▸ GOAL:
Each line in the entries below that holds the string "from" is to be listed.

Entries with figure data
■ ■ ■ ■ ■ ■ ■

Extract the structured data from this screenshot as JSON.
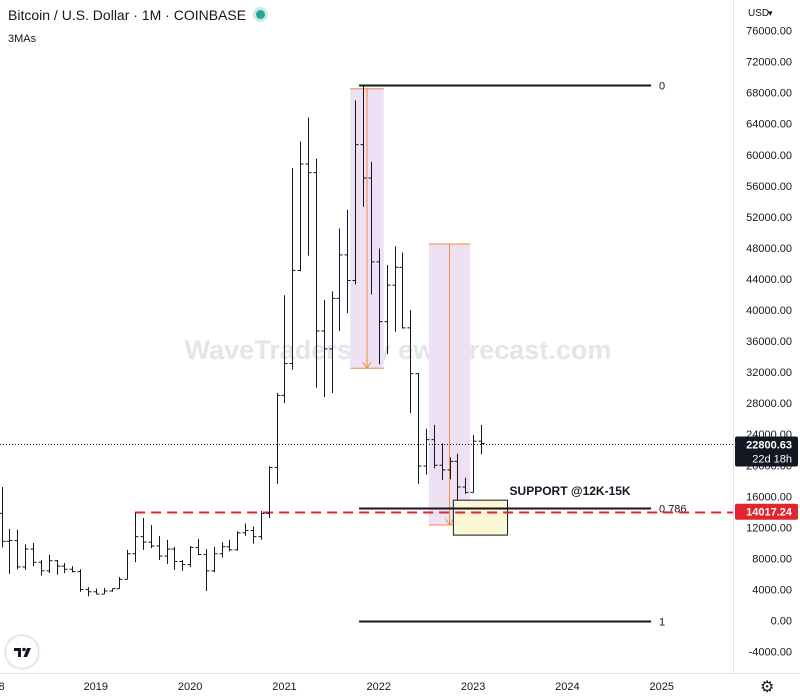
{
  "header": {
    "title": "Bitcoin / U.S. Dollar · 1M · COINBASE",
    "indicator": "3MAs",
    "status_color": "#26a69a"
  },
  "watermark": "WaveTraders by ew-forecast.com",
  "currency": "USD",
  "icons": {
    "logo": "tradingview-logo-icon",
    "settings": "gear-icon",
    "currency_dropdown": "chevron-down-icon"
  },
  "chart_data": {
    "type": "ohlc-bar",
    "symbol": "BTCUSD",
    "interval": "1M",
    "y_unit": "USD",
    "ylim": [
      -6000,
      78000
    ],
    "y_ticks": [
      -4000,
      0,
      4000,
      8000,
      12000,
      16000,
      20000,
      24000,
      28000,
      32000,
      36000,
      40000,
      44000,
      48000,
      52000,
      56000,
      60000,
      64000,
      68000,
      72000,
      76000
    ],
    "y_tick_labels": [
      "-4000.00",
      "0.00",
      "4000.00",
      "8000.00",
      "12000.00",
      "16000.00",
      "20000.00",
      "24000.00",
      "28000.00",
      "32000.00",
      "36000.00",
      "40000.00",
      "44000.00",
      "48000.00",
      "52000.00",
      "56000.00",
      "60000.00",
      "64000.00",
      "68000.00",
      "72000.00",
      "76000.00"
    ],
    "x_range": [
      "2017-12",
      "2025-10"
    ],
    "x_ticks": [
      {
        "label": "8",
        "date": "2018-01"
      },
      {
        "label": "2019",
        "date": "2019-01"
      },
      {
        "label": "2020",
        "date": "2020-01"
      },
      {
        "label": "2021",
        "date": "2021-01"
      },
      {
        "label": "2022",
        "date": "2022-01"
      },
      {
        "label": "2023",
        "date": "2023-01"
      },
      {
        "label": "2024",
        "date": "2024-01"
      },
      {
        "label": "2025",
        "date": "2025-01"
      }
    ],
    "bars": [
      {
        "d": "2018-01",
        "o": 13800,
        "h": 17200,
        "l": 9400,
        "c": 10200
      },
      {
        "d": "2018-02",
        "o": 10200,
        "h": 11800,
        "l": 6000,
        "c": 10300
      },
      {
        "d": "2018-03",
        "o": 10300,
        "h": 11700,
        "l": 6600,
        "c": 6900
      },
      {
        "d": "2018-04",
        "o": 6900,
        "h": 9800,
        "l": 6500,
        "c": 9200
      },
      {
        "d": "2018-05",
        "o": 9200,
        "h": 10000,
        "l": 7000,
        "c": 7500
      },
      {
        "d": "2018-06",
        "o": 7500,
        "h": 7800,
        "l": 5800,
        "c": 6400
      },
      {
        "d": "2018-07",
        "o": 6400,
        "h": 8500,
        "l": 6100,
        "c": 7700
      },
      {
        "d": "2018-08",
        "o": 7700,
        "h": 7800,
        "l": 5900,
        "c": 7000
      },
      {
        "d": "2018-09",
        "o": 7000,
        "h": 7400,
        "l": 6100,
        "c": 6600
      },
      {
        "d": "2018-10",
        "o": 6600,
        "h": 7000,
        "l": 6200,
        "c": 6300
      },
      {
        "d": "2018-11",
        "o": 6300,
        "h": 6600,
        "l": 3700,
        "c": 4000
      },
      {
        "d": "2018-12",
        "o": 4000,
        "h": 4300,
        "l": 3100,
        "c": 3700
      },
      {
        "d": "2019-01",
        "o": 3700,
        "h": 4100,
        "l": 3400,
        "c": 3400
      },
      {
        "d": "2019-02",
        "o": 3400,
        "h": 4200,
        "l": 3400,
        "c": 3800
      },
      {
        "d": "2019-03",
        "o": 3800,
        "h": 4100,
        "l": 3700,
        "c": 4100
      },
      {
        "d": "2019-04",
        "o": 4100,
        "h": 5600,
        "l": 4100,
        "c": 5300
      },
      {
        "d": "2019-05",
        "o": 5300,
        "h": 9100,
        "l": 5300,
        "c": 8600
      },
      {
        "d": "2019-06",
        "o": 8600,
        "h": 13900,
        "l": 7500,
        "c": 10800
      },
      {
        "d": "2019-07",
        "o": 10800,
        "h": 13200,
        "l": 9100,
        "c": 10100
      },
      {
        "d": "2019-08",
        "o": 10100,
        "h": 12300,
        "l": 9300,
        "c": 9600
      },
      {
        "d": "2019-09",
        "o": 9600,
        "h": 10900,
        "l": 7800,
        "c": 8300
      },
      {
        "d": "2019-10",
        "o": 8300,
        "h": 10400,
        "l": 7300,
        "c": 9200
      },
      {
        "d": "2019-11",
        "o": 9200,
        "h": 9500,
        "l": 6500,
        "c": 7600
      },
      {
        "d": "2019-12",
        "o": 7600,
        "h": 7800,
        "l": 6400,
        "c": 7200
      },
      {
        "d": "2020-01",
        "o": 7200,
        "h": 9600,
        "l": 6900,
        "c": 9400
      },
      {
        "d": "2020-02",
        "o": 9400,
        "h": 10500,
        "l": 8400,
        "c": 8500
      },
      {
        "d": "2020-03",
        "o": 8500,
        "h": 9200,
        "l": 3800,
        "c": 6400
      },
      {
        "d": "2020-04",
        "o": 6400,
        "h": 9500,
        "l": 6200,
        "c": 8600
      },
      {
        "d": "2020-05",
        "o": 8600,
        "h": 10100,
        "l": 8100,
        "c": 9500
      },
      {
        "d": "2020-06",
        "o": 9500,
        "h": 10400,
        "l": 8900,
        "c": 9100
      },
      {
        "d": "2020-07",
        "o": 9100,
        "h": 11500,
        "l": 9000,
        "c": 11300
      },
      {
        "d": "2020-08",
        "o": 11300,
        "h": 12500,
        "l": 10900,
        "c": 11600
      },
      {
        "d": "2020-09",
        "o": 11600,
        "h": 12100,
        "l": 9900,
        "c": 10800
      },
      {
        "d": "2020-10",
        "o": 10800,
        "h": 14100,
        "l": 10400,
        "c": 13800
      },
      {
        "d": "2020-11",
        "o": 13800,
        "h": 19900,
        "l": 13200,
        "c": 19700
      },
      {
        "d": "2020-12",
        "o": 19700,
        "h": 29300,
        "l": 17600,
        "c": 29000
      },
      {
        "d": "2021-01",
        "o": 29000,
        "h": 41900,
        "l": 28000,
        "c": 33100
      },
      {
        "d": "2021-02",
        "o": 33100,
        "h": 58300,
        "l": 32300,
        "c": 45100
      },
      {
        "d": "2021-03",
        "o": 45100,
        "h": 61700,
        "l": 45000,
        "c": 58800
      },
      {
        "d": "2021-04",
        "o": 58800,
        "h": 64800,
        "l": 47000,
        "c": 57700
      },
      {
        "d": "2021-05",
        "o": 57700,
        "h": 59500,
        "l": 30000,
        "c": 37300
      },
      {
        "d": "2021-06",
        "o": 37300,
        "h": 41300,
        "l": 28800,
        "c": 35000
      },
      {
        "d": "2021-07",
        "o": 35000,
        "h": 42400,
        "l": 29300,
        "c": 41500
      },
      {
        "d": "2021-08",
        "o": 41500,
        "h": 50500,
        "l": 37300,
        "c": 47100
      },
      {
        "d": "2021-09",
        "o": 47100,
        "h": 52900,
        "l": 39600,
        "c": 43800
      },
      {
        "d": "2021-10",
        "o": 43800,
        "h": 67000,
        "l": 43300,
        "c": 61300
      },
      {
        "d": "2021-11",
        "o": 61300,
        "h": 69000,
        "l": 53300,
        "c": 57000
      },
      {
        "d": "2021-12",
        "o": 57000,
        "h": 59100,
        "l": 42000,
        "c": 46200
      },
      {
        "d": "2022-01",
        "o": 46200,
        "h": 47900,
        "l": 33000,
        "c": 38500
      },
      {
        "d": "2022-02",
        "o": 38500,
        "h": 45800,
        "l": 34300,
        "c": 43200
      },
      {
        "d": "2022-03",
        "o": 43200,
        "h": 48200,
        "l": 37200,
        "c": 45500
      },
      {
        "d": "2022-04",
        "o": 45500,
        "h": 47400,
        "l": 37600,
        "c": 37700
      },
      {
        "d": "2022-05",
        "o": 37700,
        "h": 40000,
        "l": 26700,
        "c": 31800
      },
      {
        "d": "2022-06",
        "o": 31800,
        "h": 31900,
        "l": 17600,
        "c": 19900
      },
      {
        "d": "2022-07",
        "o": 19900,
        "h": 24700,
        "l": 18800,
        "c": 23300
      },
      {
        "d": "2022-08",
        "o": 23300,
        "h": 25200,
        "l": 19600,
        "c": 20000
      },
      {
        "d": "2022-09",
        "o": 20000,
        "h": 22800,
        "l": 18100,
        "c": 19400
      },
      {
        "d": "2022-10",
        "o": 19400,
        "h": 21000,
        "l": 18200,
        "c": 20500
      },
      {
        "d": "2022-11",
        "o": 20500,
        "h": 21500,
        "l": 15500,
        "c": 17200
      },
      {
        "d": "2022-12",
        "o": 17200,
        "h": 18400,
        "l": 16300,
        "c": 16500
      },
      {
        "d": "2023-01",
        "o": 16500,
        "h": 23900,
        "l": 16500,
        "c": 23100
      },
      {
        "d": "2023-02",
        "o": 23100,
        "h": 25200,
        "l": 21400,
        "c": 22800
      }
    ],
    "fib": {
      "start_date": "2021-11",
      "end_date": "2024-11",
      "levels": [
        {
          "label": "0",
          "price": 69000
        },
        {
          "label": "0.786",
          "price": 14500
        },
        {
          "label": "1",
          "price": 0
        }
      ]
    },
    "support": {
      "label": "SUPPORT @12K-15K",
      "low": 11000,
      "high": 15500,
      "start_date": "2022-11",
      "end_date": "2023-05"
    },
    "price_lines": [
      {
        "price": 22800.63,
        "label": "22800.63",
        "sublabel": "22d 18h",
        "style": "dotted",
        "color": "#131722"
      },
      {
        "price": 14017.24,
        "label": "14017.24",
        "style": "dashed",
        "color": "#e0252f",
        "start_date": "2019-06"
      }
    ],
    "drops": [
      {
        "start_date": "2021-10",
        "end_date": "2022-01",
        "from": 68500,
        "to": 32500
      },
      {
        "start_date": "2022-08",
        "end_date": "2022-12",
        "from": 48500,
        "to": 12300
      }
    ],
    "colors": {
      "bars": "#131722",
      "drop_fill": "#ede1f3",
      "drop_line": "#f48c3b",
      "support_fill": "#fbf6d4",
      "dash": "#e0252f",
      "fib_line": "#131722"
    }
  }
}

■ ■ ■ ■ ■ ■ ■

▸ TASK ANSWER:
Extract the structured data from this screenshot as JSON.
        "from": 68500,
        "from": 48500,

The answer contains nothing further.